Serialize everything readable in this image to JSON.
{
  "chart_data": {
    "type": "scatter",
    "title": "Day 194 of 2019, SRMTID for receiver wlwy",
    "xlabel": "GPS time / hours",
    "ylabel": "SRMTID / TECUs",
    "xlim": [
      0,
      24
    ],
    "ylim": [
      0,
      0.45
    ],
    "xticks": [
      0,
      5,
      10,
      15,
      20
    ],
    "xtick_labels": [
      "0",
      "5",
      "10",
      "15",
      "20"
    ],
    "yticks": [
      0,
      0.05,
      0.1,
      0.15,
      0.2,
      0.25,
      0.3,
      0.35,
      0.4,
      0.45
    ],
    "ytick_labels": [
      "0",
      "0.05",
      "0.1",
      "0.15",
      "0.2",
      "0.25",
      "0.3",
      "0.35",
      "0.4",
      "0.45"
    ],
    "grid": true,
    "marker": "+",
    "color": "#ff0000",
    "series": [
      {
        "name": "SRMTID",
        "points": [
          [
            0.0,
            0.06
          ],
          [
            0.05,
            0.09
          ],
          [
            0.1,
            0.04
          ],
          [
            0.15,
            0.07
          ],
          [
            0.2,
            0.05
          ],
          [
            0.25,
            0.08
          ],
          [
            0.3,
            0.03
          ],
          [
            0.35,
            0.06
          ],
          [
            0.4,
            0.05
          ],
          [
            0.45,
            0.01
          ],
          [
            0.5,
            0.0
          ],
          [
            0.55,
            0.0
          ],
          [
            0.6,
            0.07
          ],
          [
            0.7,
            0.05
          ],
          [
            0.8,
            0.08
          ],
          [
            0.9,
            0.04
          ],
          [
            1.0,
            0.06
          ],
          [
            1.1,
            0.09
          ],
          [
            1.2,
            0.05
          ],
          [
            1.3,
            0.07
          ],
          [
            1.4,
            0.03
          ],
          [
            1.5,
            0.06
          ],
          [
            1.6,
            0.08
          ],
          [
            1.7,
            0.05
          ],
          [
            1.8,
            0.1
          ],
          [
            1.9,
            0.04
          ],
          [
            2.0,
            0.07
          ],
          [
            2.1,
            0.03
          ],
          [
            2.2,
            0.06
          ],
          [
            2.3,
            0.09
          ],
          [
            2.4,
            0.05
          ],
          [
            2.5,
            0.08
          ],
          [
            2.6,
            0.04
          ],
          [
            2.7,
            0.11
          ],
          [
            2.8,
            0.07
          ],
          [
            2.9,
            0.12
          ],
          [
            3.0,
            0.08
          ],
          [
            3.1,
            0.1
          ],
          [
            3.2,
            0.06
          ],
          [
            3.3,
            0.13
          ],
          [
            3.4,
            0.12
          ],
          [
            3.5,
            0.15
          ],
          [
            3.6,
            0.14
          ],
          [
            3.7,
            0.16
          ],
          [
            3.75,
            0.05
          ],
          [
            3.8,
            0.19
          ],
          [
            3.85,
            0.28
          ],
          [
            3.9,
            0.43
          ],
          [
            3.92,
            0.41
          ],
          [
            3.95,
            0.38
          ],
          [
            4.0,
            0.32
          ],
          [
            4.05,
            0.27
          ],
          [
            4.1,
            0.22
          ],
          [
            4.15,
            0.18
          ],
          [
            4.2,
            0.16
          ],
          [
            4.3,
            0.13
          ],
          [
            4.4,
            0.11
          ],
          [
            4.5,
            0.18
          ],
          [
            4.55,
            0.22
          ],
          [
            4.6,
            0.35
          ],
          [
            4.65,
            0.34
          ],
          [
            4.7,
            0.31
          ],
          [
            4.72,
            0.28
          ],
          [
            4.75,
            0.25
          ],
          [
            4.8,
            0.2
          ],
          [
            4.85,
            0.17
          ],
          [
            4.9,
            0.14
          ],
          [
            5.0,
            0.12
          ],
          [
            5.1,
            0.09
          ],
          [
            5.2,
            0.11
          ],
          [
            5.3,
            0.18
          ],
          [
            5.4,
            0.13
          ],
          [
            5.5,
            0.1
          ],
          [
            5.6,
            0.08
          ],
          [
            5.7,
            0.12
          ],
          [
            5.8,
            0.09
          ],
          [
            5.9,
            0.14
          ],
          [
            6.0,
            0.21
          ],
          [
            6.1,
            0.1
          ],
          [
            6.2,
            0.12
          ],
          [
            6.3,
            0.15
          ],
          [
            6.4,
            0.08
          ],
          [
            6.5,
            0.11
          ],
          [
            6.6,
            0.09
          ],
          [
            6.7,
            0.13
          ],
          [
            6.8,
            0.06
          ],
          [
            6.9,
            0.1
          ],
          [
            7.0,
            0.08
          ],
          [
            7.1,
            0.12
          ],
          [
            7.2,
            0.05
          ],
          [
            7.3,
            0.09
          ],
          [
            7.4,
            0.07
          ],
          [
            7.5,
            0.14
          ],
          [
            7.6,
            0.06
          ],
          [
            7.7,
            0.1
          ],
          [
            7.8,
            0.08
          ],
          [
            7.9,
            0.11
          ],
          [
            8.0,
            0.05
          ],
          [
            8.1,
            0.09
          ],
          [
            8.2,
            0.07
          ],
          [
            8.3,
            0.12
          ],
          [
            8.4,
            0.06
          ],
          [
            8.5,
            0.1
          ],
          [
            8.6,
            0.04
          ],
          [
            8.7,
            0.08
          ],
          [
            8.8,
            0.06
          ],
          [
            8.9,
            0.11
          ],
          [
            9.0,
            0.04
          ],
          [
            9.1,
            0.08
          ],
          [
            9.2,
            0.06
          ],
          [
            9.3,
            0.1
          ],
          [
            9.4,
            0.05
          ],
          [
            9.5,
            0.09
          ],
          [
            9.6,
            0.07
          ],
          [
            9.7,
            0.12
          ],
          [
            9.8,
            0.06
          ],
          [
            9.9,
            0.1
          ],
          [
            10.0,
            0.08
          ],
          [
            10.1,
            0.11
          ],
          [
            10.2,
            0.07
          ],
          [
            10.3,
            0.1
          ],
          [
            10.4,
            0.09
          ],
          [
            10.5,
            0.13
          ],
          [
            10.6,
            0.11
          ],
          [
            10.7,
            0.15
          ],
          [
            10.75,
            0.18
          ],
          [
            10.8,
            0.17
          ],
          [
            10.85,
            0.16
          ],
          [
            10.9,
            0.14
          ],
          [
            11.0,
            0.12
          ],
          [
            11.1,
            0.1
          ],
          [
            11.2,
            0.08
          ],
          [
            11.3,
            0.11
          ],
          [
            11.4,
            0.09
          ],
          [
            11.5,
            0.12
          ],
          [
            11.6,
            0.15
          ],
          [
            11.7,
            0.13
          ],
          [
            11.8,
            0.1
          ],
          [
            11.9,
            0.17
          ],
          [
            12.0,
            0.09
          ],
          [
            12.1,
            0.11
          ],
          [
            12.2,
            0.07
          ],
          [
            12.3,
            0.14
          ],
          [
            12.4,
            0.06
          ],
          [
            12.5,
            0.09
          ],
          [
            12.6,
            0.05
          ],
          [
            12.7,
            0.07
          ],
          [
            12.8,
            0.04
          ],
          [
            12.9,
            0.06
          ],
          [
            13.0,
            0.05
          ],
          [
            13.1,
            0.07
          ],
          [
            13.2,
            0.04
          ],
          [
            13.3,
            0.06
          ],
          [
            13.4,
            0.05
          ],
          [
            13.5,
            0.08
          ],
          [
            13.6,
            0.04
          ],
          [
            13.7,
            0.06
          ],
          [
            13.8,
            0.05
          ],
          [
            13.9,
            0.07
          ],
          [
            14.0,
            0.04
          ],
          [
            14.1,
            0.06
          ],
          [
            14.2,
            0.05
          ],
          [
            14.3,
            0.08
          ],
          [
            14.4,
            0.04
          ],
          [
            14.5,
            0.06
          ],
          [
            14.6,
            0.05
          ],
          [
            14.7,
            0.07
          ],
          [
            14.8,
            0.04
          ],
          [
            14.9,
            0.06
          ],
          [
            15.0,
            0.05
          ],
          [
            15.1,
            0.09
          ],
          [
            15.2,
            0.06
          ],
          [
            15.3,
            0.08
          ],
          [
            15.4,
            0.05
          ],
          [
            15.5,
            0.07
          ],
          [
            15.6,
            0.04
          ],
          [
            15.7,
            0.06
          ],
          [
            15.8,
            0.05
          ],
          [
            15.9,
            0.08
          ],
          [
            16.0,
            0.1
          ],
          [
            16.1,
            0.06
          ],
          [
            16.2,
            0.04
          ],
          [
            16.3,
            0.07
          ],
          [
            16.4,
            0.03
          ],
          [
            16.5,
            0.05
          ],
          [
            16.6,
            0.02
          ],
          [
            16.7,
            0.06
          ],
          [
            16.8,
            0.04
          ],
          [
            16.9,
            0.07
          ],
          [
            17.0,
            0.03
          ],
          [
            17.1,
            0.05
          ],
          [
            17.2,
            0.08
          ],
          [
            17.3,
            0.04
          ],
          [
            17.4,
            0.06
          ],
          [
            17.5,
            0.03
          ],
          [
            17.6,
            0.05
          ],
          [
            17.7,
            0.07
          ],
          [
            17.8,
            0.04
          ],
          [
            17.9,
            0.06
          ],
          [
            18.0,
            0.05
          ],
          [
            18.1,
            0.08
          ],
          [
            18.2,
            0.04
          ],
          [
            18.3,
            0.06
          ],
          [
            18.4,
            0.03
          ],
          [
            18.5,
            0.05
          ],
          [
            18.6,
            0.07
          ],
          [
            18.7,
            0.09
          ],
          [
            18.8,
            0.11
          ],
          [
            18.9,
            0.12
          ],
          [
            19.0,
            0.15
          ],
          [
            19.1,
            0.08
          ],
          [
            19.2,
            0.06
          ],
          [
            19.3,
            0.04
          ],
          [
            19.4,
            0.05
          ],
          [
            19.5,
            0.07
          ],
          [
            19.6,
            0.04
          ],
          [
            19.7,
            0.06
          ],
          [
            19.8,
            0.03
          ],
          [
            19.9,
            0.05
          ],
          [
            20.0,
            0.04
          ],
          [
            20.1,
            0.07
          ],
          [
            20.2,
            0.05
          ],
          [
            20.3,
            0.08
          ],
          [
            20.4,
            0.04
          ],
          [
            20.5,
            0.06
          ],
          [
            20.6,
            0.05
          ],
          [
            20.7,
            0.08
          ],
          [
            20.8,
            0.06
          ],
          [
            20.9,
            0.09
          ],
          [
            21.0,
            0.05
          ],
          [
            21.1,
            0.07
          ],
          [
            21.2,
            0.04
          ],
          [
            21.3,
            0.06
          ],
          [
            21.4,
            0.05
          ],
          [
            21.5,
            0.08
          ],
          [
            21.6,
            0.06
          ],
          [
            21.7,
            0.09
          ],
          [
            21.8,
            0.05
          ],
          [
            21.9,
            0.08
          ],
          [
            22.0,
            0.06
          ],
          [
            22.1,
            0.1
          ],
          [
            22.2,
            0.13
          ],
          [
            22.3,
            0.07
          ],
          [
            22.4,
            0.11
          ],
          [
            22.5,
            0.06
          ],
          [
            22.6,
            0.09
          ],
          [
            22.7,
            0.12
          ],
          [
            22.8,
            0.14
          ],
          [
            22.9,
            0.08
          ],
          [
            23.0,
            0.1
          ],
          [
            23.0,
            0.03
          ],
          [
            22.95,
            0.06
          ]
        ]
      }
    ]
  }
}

• WRITTEN REQUEST: Tally the lines of the listing above that include the word "SRMTID". Answer with the number alone.

• SOLUTION FOR THIS EXERCISE: 3